(Stored entries)
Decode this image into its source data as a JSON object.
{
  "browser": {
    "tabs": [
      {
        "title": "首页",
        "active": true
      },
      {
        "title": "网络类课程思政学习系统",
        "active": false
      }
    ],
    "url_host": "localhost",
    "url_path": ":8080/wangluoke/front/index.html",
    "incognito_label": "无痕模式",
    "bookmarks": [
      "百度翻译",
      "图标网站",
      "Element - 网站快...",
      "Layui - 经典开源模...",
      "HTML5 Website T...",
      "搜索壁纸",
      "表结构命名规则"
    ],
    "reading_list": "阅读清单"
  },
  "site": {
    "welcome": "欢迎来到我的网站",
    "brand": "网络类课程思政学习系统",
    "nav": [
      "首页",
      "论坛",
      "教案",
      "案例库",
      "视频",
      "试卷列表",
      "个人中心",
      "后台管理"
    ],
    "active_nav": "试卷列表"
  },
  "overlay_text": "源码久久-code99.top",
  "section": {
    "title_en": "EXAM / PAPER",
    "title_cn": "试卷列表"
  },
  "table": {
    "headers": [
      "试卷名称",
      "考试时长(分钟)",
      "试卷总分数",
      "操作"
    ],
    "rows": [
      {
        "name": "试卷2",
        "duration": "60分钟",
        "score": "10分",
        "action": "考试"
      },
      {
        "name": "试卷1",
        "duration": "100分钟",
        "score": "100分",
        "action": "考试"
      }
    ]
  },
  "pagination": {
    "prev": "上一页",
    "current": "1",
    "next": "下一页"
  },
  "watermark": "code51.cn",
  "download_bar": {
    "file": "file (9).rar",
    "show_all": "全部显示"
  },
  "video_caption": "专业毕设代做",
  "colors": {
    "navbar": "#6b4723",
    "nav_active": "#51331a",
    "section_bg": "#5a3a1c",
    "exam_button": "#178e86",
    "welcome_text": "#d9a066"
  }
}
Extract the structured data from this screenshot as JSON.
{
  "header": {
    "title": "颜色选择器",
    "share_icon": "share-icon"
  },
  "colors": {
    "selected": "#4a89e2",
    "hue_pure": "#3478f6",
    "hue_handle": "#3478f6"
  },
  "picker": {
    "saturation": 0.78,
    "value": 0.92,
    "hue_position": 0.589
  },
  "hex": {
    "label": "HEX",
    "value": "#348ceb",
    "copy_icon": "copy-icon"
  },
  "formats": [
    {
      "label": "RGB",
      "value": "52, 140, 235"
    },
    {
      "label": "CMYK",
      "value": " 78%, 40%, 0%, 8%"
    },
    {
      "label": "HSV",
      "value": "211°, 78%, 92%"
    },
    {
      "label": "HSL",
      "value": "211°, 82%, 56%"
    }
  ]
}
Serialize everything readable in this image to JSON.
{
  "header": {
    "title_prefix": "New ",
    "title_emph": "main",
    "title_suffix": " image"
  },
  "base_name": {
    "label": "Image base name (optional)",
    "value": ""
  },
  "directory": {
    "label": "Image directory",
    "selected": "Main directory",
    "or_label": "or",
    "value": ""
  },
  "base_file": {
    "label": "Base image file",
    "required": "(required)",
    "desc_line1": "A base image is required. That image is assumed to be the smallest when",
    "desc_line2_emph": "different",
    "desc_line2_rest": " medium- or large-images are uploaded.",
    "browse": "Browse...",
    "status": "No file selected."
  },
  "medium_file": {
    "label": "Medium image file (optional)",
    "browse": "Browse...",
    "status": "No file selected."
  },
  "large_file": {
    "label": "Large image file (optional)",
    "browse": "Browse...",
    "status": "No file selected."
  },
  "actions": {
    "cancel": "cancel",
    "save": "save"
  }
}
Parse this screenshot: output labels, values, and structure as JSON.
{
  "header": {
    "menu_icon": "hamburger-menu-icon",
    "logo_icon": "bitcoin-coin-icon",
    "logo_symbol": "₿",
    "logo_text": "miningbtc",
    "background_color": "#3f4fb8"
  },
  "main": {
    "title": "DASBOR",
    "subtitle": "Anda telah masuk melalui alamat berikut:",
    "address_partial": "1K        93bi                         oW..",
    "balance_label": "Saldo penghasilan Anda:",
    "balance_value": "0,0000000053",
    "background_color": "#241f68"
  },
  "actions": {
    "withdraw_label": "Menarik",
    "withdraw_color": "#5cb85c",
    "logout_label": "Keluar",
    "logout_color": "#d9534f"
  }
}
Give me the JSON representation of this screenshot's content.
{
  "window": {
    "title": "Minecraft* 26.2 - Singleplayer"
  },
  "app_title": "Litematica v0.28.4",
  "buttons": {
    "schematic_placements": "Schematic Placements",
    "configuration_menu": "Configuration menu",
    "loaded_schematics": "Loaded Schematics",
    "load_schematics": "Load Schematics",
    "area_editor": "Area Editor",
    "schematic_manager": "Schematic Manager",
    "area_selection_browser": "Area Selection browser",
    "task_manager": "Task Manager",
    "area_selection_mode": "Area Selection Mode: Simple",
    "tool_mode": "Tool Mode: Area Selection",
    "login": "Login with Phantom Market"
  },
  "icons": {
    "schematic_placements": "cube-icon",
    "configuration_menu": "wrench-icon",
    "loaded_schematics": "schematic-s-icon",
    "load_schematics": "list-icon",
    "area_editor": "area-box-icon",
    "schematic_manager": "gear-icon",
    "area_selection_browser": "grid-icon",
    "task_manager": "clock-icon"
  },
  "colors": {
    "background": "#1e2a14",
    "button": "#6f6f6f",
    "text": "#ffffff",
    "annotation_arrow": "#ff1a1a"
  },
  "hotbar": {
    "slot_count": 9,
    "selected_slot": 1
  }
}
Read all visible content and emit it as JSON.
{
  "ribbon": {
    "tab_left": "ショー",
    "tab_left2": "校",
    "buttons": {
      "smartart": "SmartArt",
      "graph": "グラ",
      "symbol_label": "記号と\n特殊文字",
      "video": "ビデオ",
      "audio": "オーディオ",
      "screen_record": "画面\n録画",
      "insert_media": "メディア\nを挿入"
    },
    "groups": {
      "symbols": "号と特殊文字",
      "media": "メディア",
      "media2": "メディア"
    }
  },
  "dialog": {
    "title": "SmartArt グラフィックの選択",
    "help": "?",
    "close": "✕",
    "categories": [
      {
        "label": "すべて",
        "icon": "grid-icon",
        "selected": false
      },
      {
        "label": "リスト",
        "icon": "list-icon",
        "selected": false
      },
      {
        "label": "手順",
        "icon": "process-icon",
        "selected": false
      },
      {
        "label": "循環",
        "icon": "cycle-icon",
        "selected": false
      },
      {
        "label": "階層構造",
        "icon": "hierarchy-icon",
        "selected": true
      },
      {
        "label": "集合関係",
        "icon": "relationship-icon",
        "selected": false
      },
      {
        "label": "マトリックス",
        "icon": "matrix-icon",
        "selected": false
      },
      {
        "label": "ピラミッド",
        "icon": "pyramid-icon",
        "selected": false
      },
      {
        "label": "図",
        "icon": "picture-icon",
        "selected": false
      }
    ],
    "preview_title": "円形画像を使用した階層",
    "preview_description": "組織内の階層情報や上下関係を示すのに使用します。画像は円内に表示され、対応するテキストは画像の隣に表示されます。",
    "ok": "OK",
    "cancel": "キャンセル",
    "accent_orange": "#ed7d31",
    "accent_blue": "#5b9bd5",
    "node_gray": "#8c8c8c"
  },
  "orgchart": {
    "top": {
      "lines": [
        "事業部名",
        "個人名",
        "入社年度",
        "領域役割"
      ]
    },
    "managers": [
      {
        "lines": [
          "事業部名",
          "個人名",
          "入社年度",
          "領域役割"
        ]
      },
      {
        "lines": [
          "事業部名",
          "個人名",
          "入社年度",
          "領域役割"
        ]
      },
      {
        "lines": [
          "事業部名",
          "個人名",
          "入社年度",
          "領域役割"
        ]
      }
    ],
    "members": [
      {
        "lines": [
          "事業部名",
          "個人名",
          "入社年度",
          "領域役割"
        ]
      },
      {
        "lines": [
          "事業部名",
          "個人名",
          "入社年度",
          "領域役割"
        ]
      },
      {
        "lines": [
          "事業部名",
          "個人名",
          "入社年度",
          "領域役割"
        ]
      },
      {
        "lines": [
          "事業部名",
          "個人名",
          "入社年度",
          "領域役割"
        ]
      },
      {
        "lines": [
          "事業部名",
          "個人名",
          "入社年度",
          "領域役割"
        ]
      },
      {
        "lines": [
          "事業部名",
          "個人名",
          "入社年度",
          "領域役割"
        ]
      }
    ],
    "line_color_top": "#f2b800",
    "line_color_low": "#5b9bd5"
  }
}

◆ Problem statement
Filter the records above for lines containing the word "data", and copy those lines.

◆ Solution to this problem
Decode this image into its source data as a JSON object.
Extract the structured data from this screenshot as JSON.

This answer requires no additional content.